[Dataset items]
╔══

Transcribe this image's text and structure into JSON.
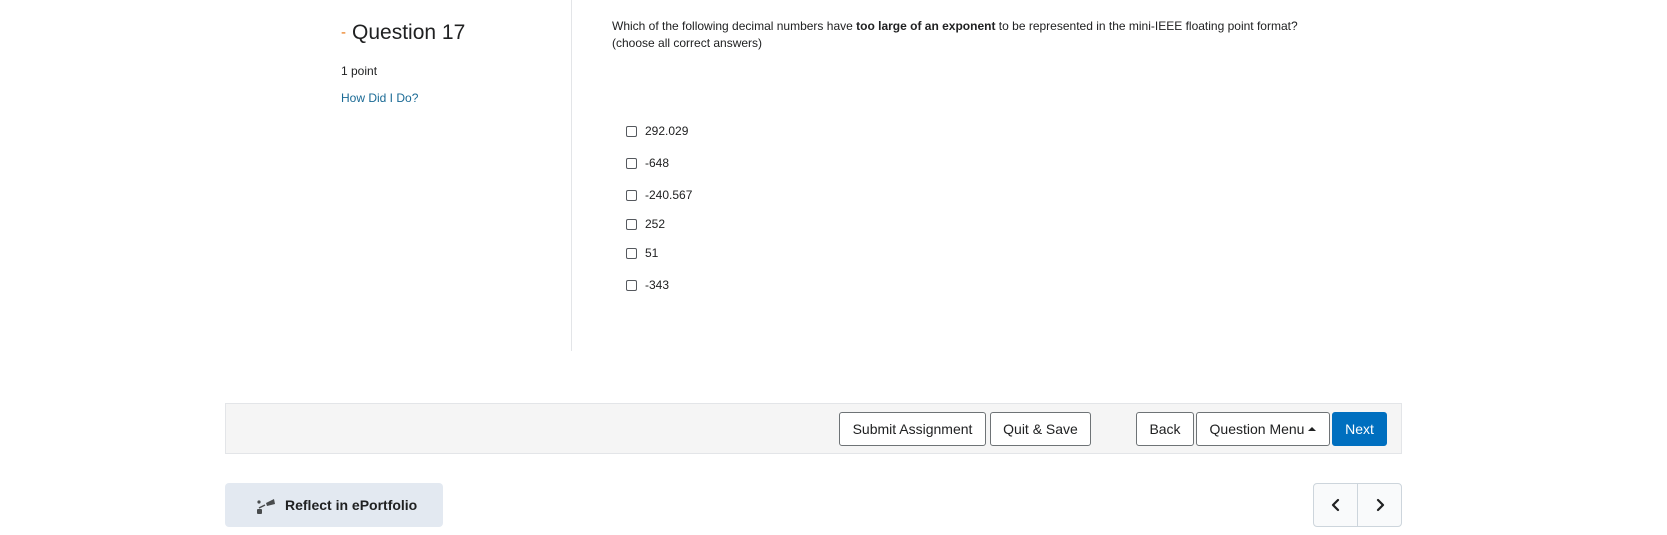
{
  "question": {
    "title": "Question 17",
    "points": "1 point",
    "how_did_i_do": "How Did I Do?",
    "prompt_before": "Which of the following decimal numbers have ",
    "prompt_bold": "too large of an exponent",
    "prompt_after": " to be represented in the mini-IEEE floating point format?",
    "prompt_line2": "(choose all correct answers)",
    "options": [
      {
        "label": "292.029",
        "checked": false
      },
      {
        "label": "-648",
        "checked": false
      },
      {
        "label": "-240.567",
        "checked": false
      },
      {
        "label": "252",
        "checked": false
      },
      {
        "label": "51",
        "checked": false
      },
      {
        "label": "-343",
        "checked": false
      }
    ]
  },
  "toolbar": {
    "submit_label": "Submit Assignment",
    "quit_save_label": "Quit & Save",
    "back_label": "Back",
    "question_menu_label": "Question Menu",
    "next_label": "Next"
  },
  "footer": {
    "reflect_label": "Reflect in ePortfolio",
    "prev_icon": "chevron-left-icon",
    "next_icon": "chevron-right-icon"
  },
  "colors": {
    "primary": "#006fbf",
    "link": "#1a6a95",
    "accent_dash": "#e87511"
  }
}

╚══

**Stated exercise:** Above are entries; state the number of lines among them that contain "point", and nothing else.

**Output:** 2